* _Stated goal_
Where the string "MAESAN" occurs in the material below, report the whole line.

* _Dataset content_

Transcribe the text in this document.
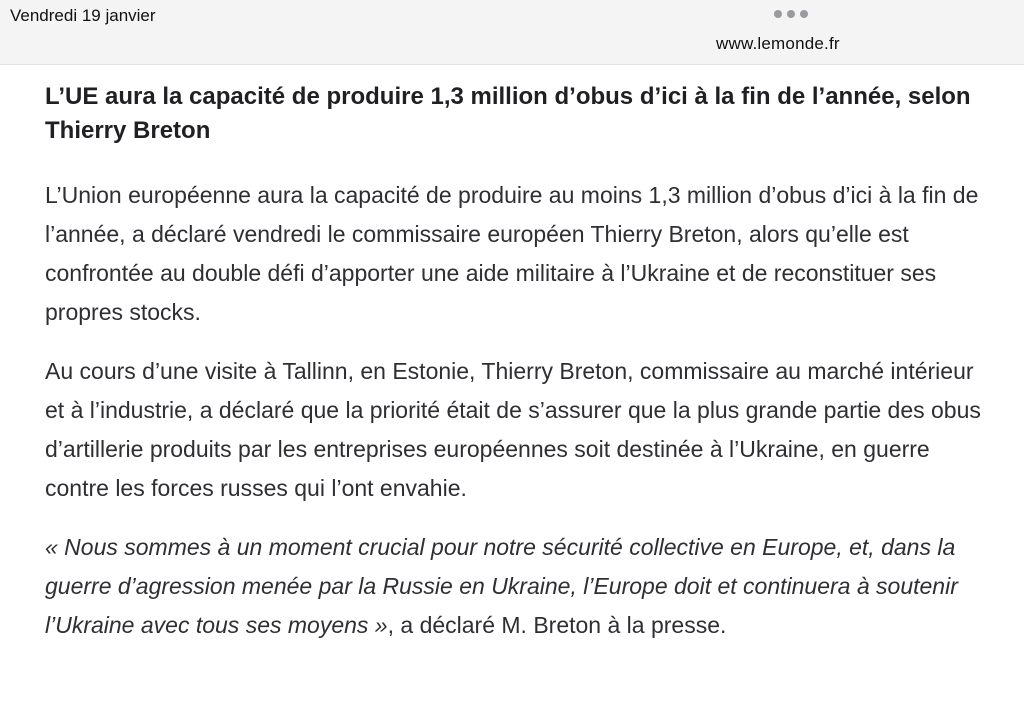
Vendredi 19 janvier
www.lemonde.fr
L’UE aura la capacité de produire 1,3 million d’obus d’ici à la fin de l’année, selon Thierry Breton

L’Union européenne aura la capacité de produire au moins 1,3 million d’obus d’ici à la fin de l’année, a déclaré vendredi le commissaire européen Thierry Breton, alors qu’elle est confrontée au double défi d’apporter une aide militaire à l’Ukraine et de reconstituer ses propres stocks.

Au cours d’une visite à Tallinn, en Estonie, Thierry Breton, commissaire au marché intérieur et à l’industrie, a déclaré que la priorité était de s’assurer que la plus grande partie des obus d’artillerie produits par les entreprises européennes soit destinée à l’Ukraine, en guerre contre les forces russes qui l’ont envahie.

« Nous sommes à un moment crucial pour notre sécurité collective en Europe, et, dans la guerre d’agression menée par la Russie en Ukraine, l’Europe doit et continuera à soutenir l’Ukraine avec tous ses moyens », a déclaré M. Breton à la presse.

==

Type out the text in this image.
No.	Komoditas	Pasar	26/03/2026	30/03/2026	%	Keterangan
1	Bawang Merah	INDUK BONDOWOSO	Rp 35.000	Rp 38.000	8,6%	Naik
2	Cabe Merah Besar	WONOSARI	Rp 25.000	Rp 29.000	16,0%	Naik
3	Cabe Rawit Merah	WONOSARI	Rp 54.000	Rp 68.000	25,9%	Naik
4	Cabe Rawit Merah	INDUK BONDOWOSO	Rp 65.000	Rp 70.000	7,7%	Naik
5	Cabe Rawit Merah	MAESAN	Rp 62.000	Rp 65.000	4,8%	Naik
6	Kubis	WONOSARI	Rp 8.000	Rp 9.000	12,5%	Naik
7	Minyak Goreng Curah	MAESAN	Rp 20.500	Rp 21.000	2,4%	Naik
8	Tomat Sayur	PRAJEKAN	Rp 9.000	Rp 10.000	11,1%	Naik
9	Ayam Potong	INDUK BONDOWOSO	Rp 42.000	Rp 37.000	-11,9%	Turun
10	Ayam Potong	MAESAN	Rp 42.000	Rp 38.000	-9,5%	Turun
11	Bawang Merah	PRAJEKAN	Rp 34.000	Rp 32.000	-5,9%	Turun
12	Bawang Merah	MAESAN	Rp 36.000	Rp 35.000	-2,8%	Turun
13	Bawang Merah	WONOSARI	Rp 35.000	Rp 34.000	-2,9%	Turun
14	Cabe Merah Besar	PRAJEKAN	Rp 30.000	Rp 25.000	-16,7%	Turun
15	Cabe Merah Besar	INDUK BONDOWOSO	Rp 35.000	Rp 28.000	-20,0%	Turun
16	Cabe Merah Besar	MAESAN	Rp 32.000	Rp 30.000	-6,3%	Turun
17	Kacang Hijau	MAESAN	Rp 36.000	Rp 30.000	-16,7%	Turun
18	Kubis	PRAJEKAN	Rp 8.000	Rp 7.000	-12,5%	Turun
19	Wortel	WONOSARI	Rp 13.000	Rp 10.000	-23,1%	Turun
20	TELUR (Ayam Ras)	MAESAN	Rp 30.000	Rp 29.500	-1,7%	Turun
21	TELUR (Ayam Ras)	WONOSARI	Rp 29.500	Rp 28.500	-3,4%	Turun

* _Solution to this problem_
5	Cabe Rawit Merah	MAESAN	Rp 62.000	Rp 65.000	4,8%	Naik
7	Minyak Goreng Curah	MAESAN	Rp 20.500	Rp 21.000	2,4%	Naik
10	Ayam Potong	MAESAN	Rp 42.000	Rp 38.000	-9,5%	Turun
12	Bawang Merah	MAESAN	Rp 36.000	Rp 35.000	-2,8%	Turun
16	Cabe Merah Besar	MAESAN	Rp 32.000	Rp 30.000	-6,3%	Turun
17	Kacang Hijau	MAESAN	Rp 36.000	Rp 30.000	-16,7%	Turun
20	TELUR (Ayam Ras)	MAESAN	Rp 30.000	Rp 29.500	-1,7%	Turun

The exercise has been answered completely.